■ Given exercise
Locate the lines where "this" occurs and copy them as they stand.

■ Extracted material

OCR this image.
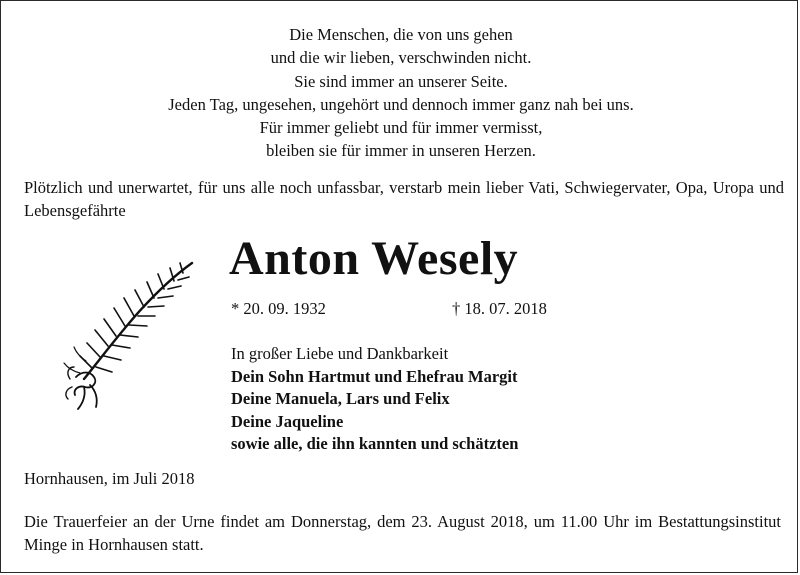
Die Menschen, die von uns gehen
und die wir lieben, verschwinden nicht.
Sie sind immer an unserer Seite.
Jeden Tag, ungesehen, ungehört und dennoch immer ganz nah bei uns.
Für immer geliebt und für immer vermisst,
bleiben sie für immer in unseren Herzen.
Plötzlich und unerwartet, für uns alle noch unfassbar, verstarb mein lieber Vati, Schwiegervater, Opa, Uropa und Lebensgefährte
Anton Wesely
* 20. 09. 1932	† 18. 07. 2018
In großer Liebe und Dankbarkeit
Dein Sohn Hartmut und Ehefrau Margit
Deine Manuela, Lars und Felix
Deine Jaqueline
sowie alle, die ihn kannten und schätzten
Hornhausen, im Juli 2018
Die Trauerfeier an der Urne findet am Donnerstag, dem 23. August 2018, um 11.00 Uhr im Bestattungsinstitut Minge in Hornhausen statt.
* * *
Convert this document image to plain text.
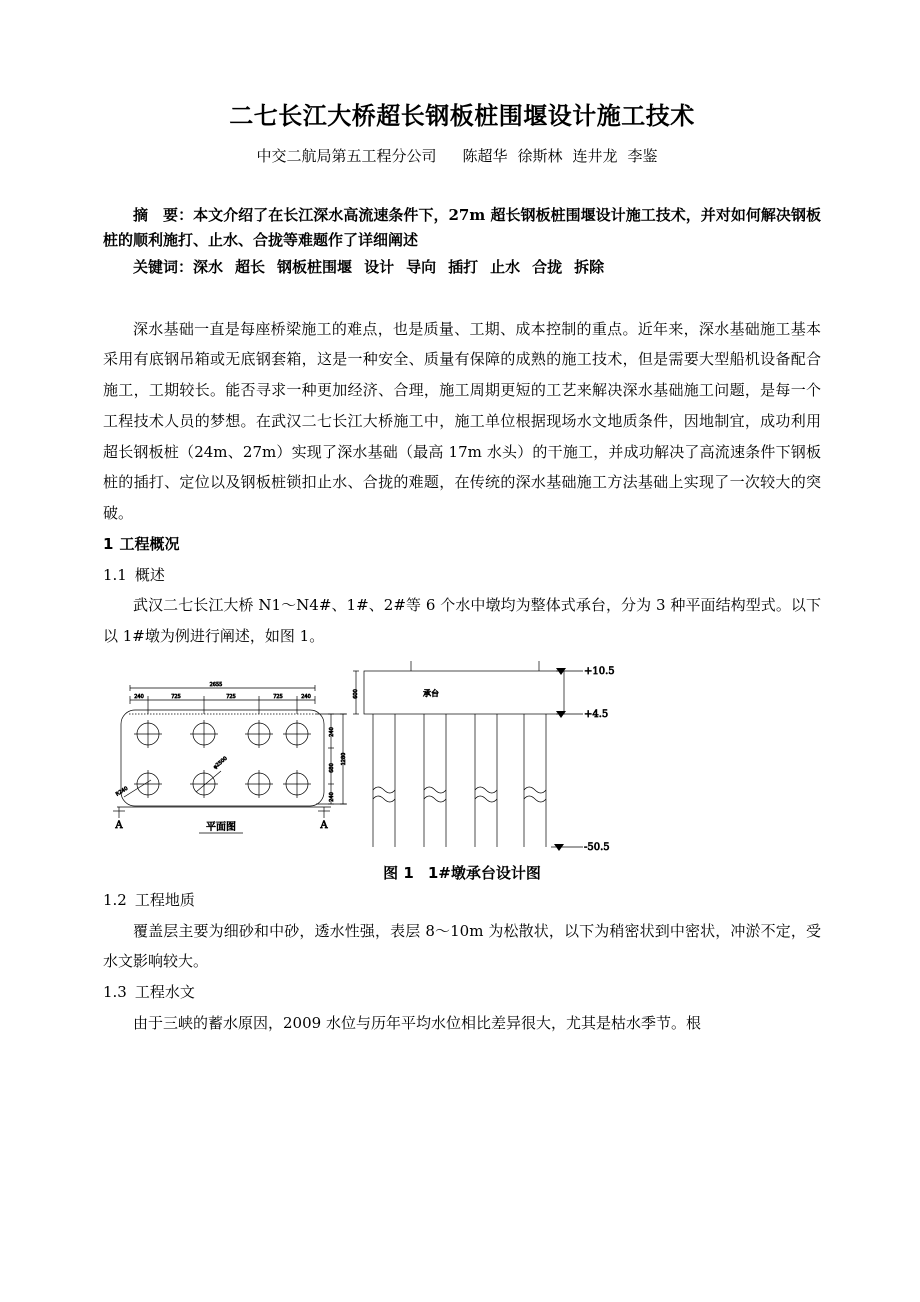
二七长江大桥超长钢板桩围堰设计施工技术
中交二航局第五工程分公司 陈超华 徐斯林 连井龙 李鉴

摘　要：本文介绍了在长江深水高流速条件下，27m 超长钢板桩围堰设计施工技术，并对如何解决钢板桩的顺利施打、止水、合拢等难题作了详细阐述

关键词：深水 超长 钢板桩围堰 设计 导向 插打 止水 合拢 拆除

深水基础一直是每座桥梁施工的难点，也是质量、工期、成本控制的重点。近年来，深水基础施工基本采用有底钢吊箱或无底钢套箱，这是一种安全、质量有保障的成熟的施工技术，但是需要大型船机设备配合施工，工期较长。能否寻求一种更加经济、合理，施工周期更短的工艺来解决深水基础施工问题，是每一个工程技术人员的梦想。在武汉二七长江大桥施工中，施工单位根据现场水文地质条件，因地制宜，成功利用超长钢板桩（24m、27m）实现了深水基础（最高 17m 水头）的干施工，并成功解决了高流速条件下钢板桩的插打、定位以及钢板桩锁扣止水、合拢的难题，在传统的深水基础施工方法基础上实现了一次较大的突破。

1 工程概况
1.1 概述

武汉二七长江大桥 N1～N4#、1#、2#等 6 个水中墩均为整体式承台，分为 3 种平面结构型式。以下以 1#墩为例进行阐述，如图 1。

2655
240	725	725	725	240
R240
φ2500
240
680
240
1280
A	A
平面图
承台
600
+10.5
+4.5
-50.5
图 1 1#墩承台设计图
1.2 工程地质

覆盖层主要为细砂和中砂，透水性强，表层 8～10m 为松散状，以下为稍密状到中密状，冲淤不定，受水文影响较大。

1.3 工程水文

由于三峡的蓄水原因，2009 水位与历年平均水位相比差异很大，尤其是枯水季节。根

■ The solution
OCR this image.
Convert this document image to plain text.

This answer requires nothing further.